* [TASK INSTRUCTIONS]:
Output every line of the material exactly, omitting images.

Entries from a dataset:
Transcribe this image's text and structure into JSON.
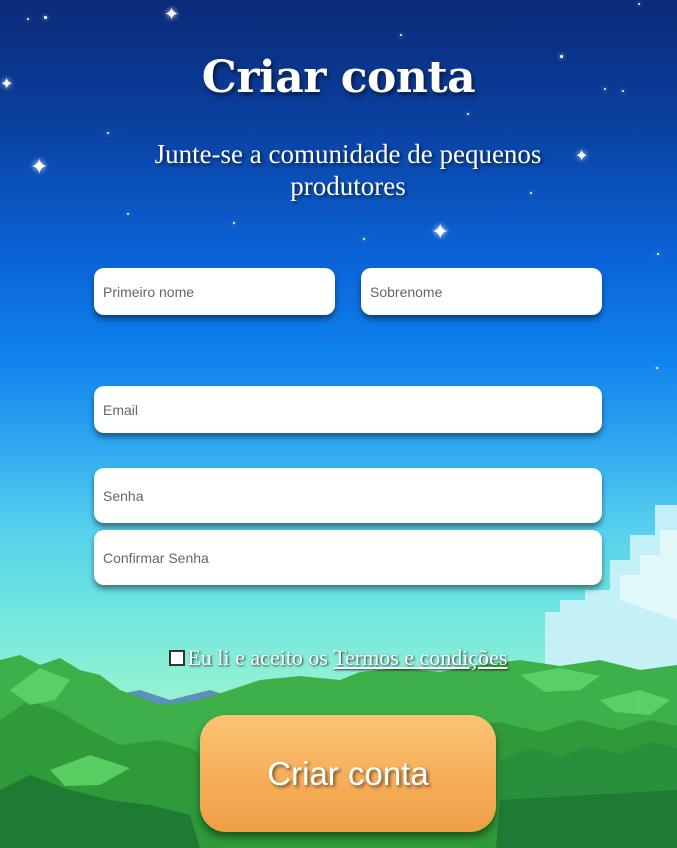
{
  "header": {
    "title": "Criar conta",
    "subtitle": "Junte-se a comunidade de pequenos produtores"
  },
  "form": {
    "first_name": {
      "placeholder": "Primeiro nome",
      "value": ""
    },
    "last_name": {
      "placeholder": "Sobrenome",
      "value": ""
    },
    "email": {
      "placeholder": "Email",
      "value": ""
    },
    "password": {
      "placeholder": "Senha",
      "value": ""
    },
    "confirm_password": {
      "placeholder": "Confirmar Senha",
      "value": ""
    },
    "terms": {
      "checked": false,
      "text": "Eu li e aceito os ",
      "link": "Termos e condições"
    },
    "submit_label": "Criar conta"
  },
  "colors": {
    "sky_top": "#0b2a78",
    "sky_bottom": "#a6f3cf",
    "button": "#f6ae5a",
    "mountains": "#2f9a3a"
  }
}
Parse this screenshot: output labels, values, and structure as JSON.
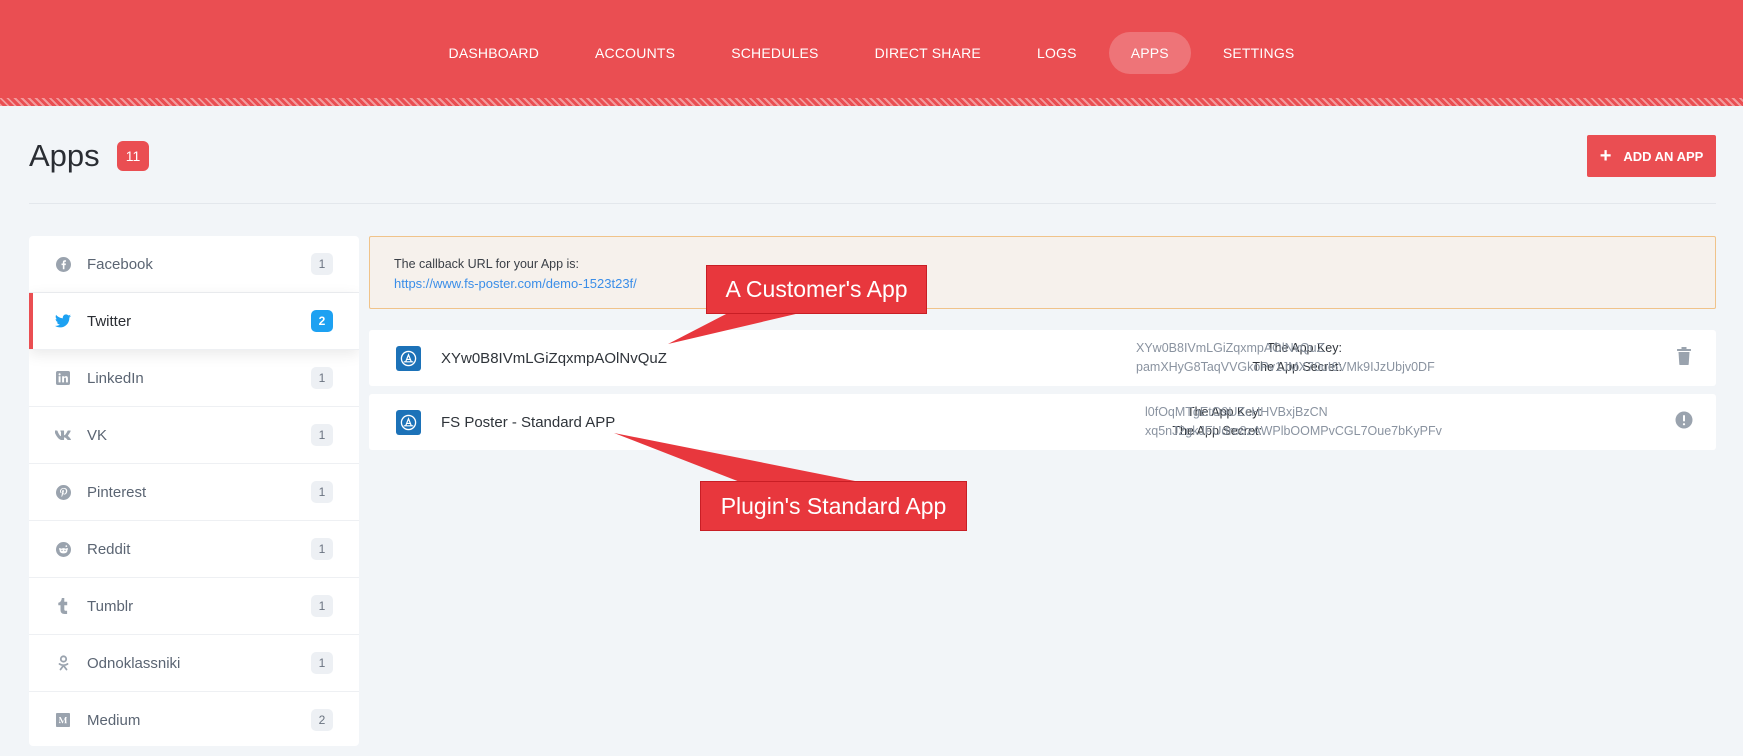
{
  "nav": {
    "items": [
      {
        "label": "DASHBOARD"
      },
      {
        "label": "ACCOUNTS"
      },
      {
        "label": "SCHEDULES"
      },
      {
        "label": "DIRECT SHARE"
      },
      {
        "label": "LOGS"
      },
      {
        "label": "APPS",
        "active": true
      },
      {
        "label": "SETTINGS"
      }
    ]
  },
  "header": {
    "title": "Apps",
    "count": "11",
    "add_button_label": "ADD AN APP"
  },
  "sidebar": {
    "items": [
      {
        "label": "Facebook",
        "count": "1",
        "icon": "facebook-icon"
      },
      {
        "label": "Twitter",
        "count": "2",
        "icon": "twitter-icon",
        "active": true
      },
      {
        "label": "LinkedIn",
        "count": "1",
        "icon": "linkedin-icon"
      },
      {
        "label": "VK",
        "count": "1",
        "icon": "vk-icon"
      },
      {
        "label": "Pinterest",
        "count": "1",
        "icon": "pinterest-icon"
      },
      {
        "label": "Reddit",
        "count": "1",
        "icon": "reddit-icon"
      },
      {
        "label": "Tumblr",
        "count": "1",
        "icon": "tumblr-icon"
      },
      {
        "label": "Odnoklassniki",
        "count": "1",
        "icon": "odnoklassniki-icon"
      },
      {
        "label": "Medium",
        "count": "2",
        "icon": "medium-icon"
      }
    ]
  },
  "callback": {
    "text": "The callback URL for your App is:",
    "url": "https://www.fs-poster.com/demo-1523t23f/"
  },
  "apps": [
    {
      "name": "XYw0B8IVmLGiZqxmpAOlNvQuZ",
      "key_label": "The App Key:",
      "key": "XYw0B8IVmLGiZqxmpAOlNvQuZ",
      "secret_label": "The App Secret:",
      "secret": "pamXHyG8TaqVVGkoPv1JMX70uI6VMk9IJzUbjv0DF",
      "action_icon": "trash-icon"
    },
    {
      "name": "FS Poster - Standard APP",
      "key_label": "The App Key:",
      "key": "l0fOqMTgEtO9UZcHHVBxjBzCN",
      "secret_label": "The App Secret:",
      "secret": "xq5nJ2gkJFUdro8zAWPlbOOMPvCGL7Oue7bKyPFv",
      "action_icon": "info-icon"
    }
  ],
  "annotations": {
    "customer_app": "A Customer's App",
    "standard_app": "Plugin's Standard App"
  },
  "colors": {
    "brand": "#ea4e52",
    "twitter": "#1da1f2",
    "link": "#3b8ee8"
  }
}
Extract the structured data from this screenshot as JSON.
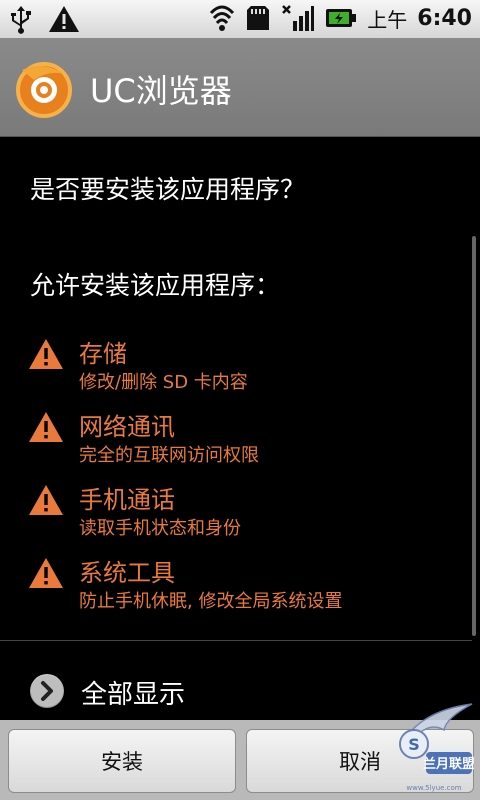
{
  "status_bar": {
    "icons_left": [
      "usb-icon",
      "warning-icon"
    ],
    "icons_right": [
      "wifi-icon",
      "sd-card-icon",
      "signal-icon",
      "battery-charging-icon"
    ],
    "ampm": "上午",
    "time": "6:40"
  },
  "title_bar": {
    "app_name": "UC浏览器",
    "icon": "uc-browser-logo-icon"
  },
  "content": {
    "question": "是否要安装该应用程序？",
    "permissions_header": "允许安装该应用程序：",
    "permissions": [
      {
        "name": "存储",
        "description": "修改/删除 SD 卡内容"
      },
      {
        "name": "网络通讯",
        "description": "完全的互联网访问权限"
      },
      {
        "name": "手机通话",
        "description": "读取手机状态和身份"
      },
      {
        "name": "系统工具",
        "description": "防止手机休眠, 修改全局系统设置"
      }
    ],
    "show_all": "全部显示"
  },
  "buttons": {
    "install": "安装",
    "cancel": "取消"
  },
  "watermark": {
    "text": "兰月联盟",
    "subtext": "www.5lyue.com"
  },
  "colors": {
    "permission_text": "#e97a3b",
    "warning_icon": "#e97a3b",
    "title_bar": "#828282"
  }
}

* [EXERCISE OUTPUT]:
Transcribe this image's text and structure into JSON.
{
  "header": {
    "title": "Criar conta",
    "subtitle": "Junte-se a comunidade de pequenos produtores"
  },
  "form": {
    "first_name": {
      "placeholder": "Primeiro nome",
      "value": ""
    },
    "last_name": {
      "placeholder": "Sobrenome",
      "value": ""
    },
    "email": {
      "placeholder": "Email",
      "value": ""
    },
    "password": {
      "placeholder": "Senha",
      "value": ""
    },
    "confirm_password": {
      "placeholder": "Confirmar Senha",
      "value": ""
    },
    "terms": {
      "checked": false,
      "text": "Eu li e aceito os ",
      "link": "Termos e condições"
    },
    "submit_label": "Criar conta"
  },
  "colors": {
    "sky_top": "#0b2a78",
    "sky_bottom": "#a6f3cf",
    "button": "#f6ae5a",
    "mountains": "#2f9a3a"
  }
}
Parse this screenshot: output labels, values, and structure as JSON.
{
  "nav": {
    "items": [
      {
        "label": "DASHBOARD"
      },
      {
        "label": "ACCOUNTS"
      },
      {
        "label": "SCHEDULES"
      },
      {
        "label": "DIRECT SHARE"
      },
      {
        "label": "LOGS"
      },
      {
        "label": "APPS",
        "active": true
      },
      {
        "label": "SETTINGS"
      }
    ]
  },
  "header": {
    "title": "Apps",
    "count": "11",
    "add_button_label": "ADD AN APP"
  },
  "sidebar": {
    "items": [
      {
        "label": "Facebook",
        "count": "1",
        "icon": "facebook-icon"
      },
      {
        "label": "Twitter",
        "count": "2",
        "icon": "twitter-icon",
        "active": true
      },
      {
        "label": "LinkedIn",
        "count": "1",
        "icon": "linkedin-icon"
      },
      {
        "label": "VK",
        "count": "1",
        "icon": "vk-icon"
      },
      {
        "label": "Pinterest",
        "count": "1",
        "icon": "pinterest-icon"
      },
      {
        "label": "Reddit",
        "count": "1",
        "icon": "reddit-icon"
      },
      {
        "label": "Tumblr",
        "count": "1",
        "icon": "tumblr-icon"
      },
      {
        "label": "Odnoklassniki",
        "count": "1",
        "icon": "odnoklassniki-icon"
      },
      {
        "label": "Medium",
        "count": "2",
        "icon": "medium-icon"
      }
    ]
  },
  "callback": {
    "text": "The callback URL for your App is:",
    "url": "https://www.fs-poster.com/demo-1523t23f/"
  },
  "apps": [
    {
      "name": "XYw0B8IVmLGiZqxmpAOlNvQuZ",
      "key_label": "The App Key:",
      "key": "XYw0B8IVmLGiZqxmpAOlNvQuZ",
      "secret_label": "The App Secret:",
      "secret": "pamXHyG8TaqVVGkoPv1JMX70uI6VMk9IJzUbjv0DF",
      "action_icon": "trash-icon"
    },
    {
      "name": "FS Poster - Standard APP",
      "key_label": "The App Key:",
      "key": "l0fOqMTgEtO9UZcHHVBxjBzCN",
      "secret_label": "The App Secret:",
      "secret": "xq5nJ2gkJFUdro8zAWPlbOOMPvCGL7Oue7bKyPFv",
      "action_icon": "info-icon"
    }
  ],
  "annotations": {
    "customer_app": "A Customer's App",
    "standard_app": "Plugin's Standard App"
  },
  "colors": {
    "brand": "#ea4e52",
    "twitter": "#1da1f2",
    "link": "#3b8ee8"
  }
}
Extract the structured data from this screenshot as JSON.
{
  "status_bar": {
    "icons_left": [
      "usb-icon",
      "warning-icon"
    ],
    "icons_right": [
      "wifi-icon",
      "sd-card-icon",
      "signal-icon",
      "battery-charging-icon"
    ],
    "ampm": "上午",
    "time": "6:40"
  },
  "title_bar": {
    "app_name": "UC浏览器",
    "icon": "uc-browser-logo-icon"
  },
  "content": {
    "question": "是否要安装该应用程序？",
    "permissions_header": "允许安装该应用程序：",
    "permissions": [
      {
        "name": "存储",
        "description": "修改/删除 SD 卡内容"
      },
      {
        "name": "网络通讯",
        "description": "完全的互联网访问权限"
      },
      {
        "name": "手机通话",
        "description": "读取手机状态和身份"
      },
      {
        "name": "系统工具",
        "description": "防止手机休眠, 修改全局系统设置"
      }
    ],
    "show_all": "全部显示"
  },
  "buttons": {
    "install": "安装",
    "cancel": "取消"
  },
  "watermark": {
    "text": "兰月联盟",
    "subtext": "www.5lyue.com"
  },
  "colors": {
    "permission_text": "#e97a3b",
    "warning_icon": "#e97a3b",
    "title_bar": "#828282"
  }
}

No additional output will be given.